TASK DETAILS: Set down all of the data exactly as it appears.

— Start of STORED DATA —

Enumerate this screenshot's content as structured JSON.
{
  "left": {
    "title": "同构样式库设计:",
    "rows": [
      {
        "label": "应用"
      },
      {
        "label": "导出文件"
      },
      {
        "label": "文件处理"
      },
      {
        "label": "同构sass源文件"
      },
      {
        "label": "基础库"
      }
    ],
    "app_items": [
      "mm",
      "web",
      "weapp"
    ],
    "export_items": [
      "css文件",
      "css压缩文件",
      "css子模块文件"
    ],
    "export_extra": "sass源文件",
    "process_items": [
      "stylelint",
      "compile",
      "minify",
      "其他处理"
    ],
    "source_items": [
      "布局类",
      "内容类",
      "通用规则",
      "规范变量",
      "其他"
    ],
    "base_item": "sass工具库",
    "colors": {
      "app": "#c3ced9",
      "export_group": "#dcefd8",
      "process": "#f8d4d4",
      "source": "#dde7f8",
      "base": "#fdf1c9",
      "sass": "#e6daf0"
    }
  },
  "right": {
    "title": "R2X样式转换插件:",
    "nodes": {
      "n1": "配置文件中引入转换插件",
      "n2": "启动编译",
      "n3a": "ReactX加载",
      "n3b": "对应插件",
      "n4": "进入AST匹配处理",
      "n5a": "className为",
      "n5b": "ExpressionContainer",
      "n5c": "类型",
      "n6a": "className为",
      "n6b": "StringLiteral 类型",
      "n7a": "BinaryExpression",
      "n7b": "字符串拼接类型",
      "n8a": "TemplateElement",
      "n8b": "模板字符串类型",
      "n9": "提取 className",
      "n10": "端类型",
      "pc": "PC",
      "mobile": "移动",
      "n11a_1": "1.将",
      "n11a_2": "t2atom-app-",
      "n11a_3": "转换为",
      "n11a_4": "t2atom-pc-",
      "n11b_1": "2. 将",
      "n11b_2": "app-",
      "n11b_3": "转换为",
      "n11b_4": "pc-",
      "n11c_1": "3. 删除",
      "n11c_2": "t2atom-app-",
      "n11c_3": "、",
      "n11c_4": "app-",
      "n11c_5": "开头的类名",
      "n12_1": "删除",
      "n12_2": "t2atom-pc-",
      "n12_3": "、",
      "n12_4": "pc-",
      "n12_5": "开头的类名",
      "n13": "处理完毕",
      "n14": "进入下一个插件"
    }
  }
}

— End of STORED DATA —

FINISHED EXERCISE:
Enumerate this screenshot's content as structured JSON.
{
  "left": {
    "title": "同构样式库设计:",
    "rows": [
      {
        "label": "应用"
      },
      {
        "label": "导出文件"
      },
      {
        "label": "文件处理"
      },
      {
        "label": "同构sass源文件"
      },
      {
        "label": "基础库"
      }
    ],
    "app_items": [
      "mm",
      "web",
      "weapp"
    ],
    "export_items": [
      "css文件",
      "css压缩文件",
      "css子模块文件"
    ],
    "export_extra": "sass源文件",
    "process_items": [
      "stylelint",
      "compile",
      "minify",
      "其他处理"
    ],
    "source_items": [
      "布局类",
      "内容类",
      "通用规则",
      "规范变量",
      "其他"
    ],
    "base_item": "sass工具库",
    "colors": {
      "app": "#c3ced9",
      "export_group": "#dcefd8",
      "process": "#f8d4d4",
      "source": "#dde7f8",
      "base": "#fdf1c9",
      "sass": "#e6daf0"
    }
  },
  "right": {
    "title": "R2X样式转换插件:",
    "nodes": {
      "n1": "配置文件中引入转换插件",
      "n2": "启动编译",
      "n3a": "ReactX加载",
      "n3b": "对应插件",
      "n4": "进入AST匹配处理",
      "n5a": "className为",
      "n5b": "ExpressionContainer",
      "n5c": "类型",
      "n6a": "className为",
      "n6b": "StringLiteral 类型",
      "n7a": "BinaryExpression",
      "n7b": "字符串拼接类型",
      "n8a": "TemplateElement",
      "n8b": "模板字符串类型",
      "n9": "提取 className",
      "n10": "端类型",
      "pc": "PC",
      "mobile": "移动",
      "n11a_1": "1.将",
      "n11a_2": "t2atom-app-",
      "n11a_3": "转换为",
      "n11a_4": "t2atom-pc-",
      "n11b_1": "2. 将",
      "n11b_2": "app-",
      "n11b_3": "转换为",
      "n11b_4": "pc-",
      "n11c_1": "3. 删除",
      "n11c_2": "t2atom-app-",
      "n11c_3": "、",
      "n11c_4": "app-",
      "n11c_5": "开头的类名",
      "n12_1": "删除",
      "n12_2": "t2atom-pc-",
      "n12_3": "、",
      "n12_4": "pc-",
      "n12_5": "开头的类名",
      "n13": "处理完毕",
      "n14": "进入下一个插件"
    }
  }
}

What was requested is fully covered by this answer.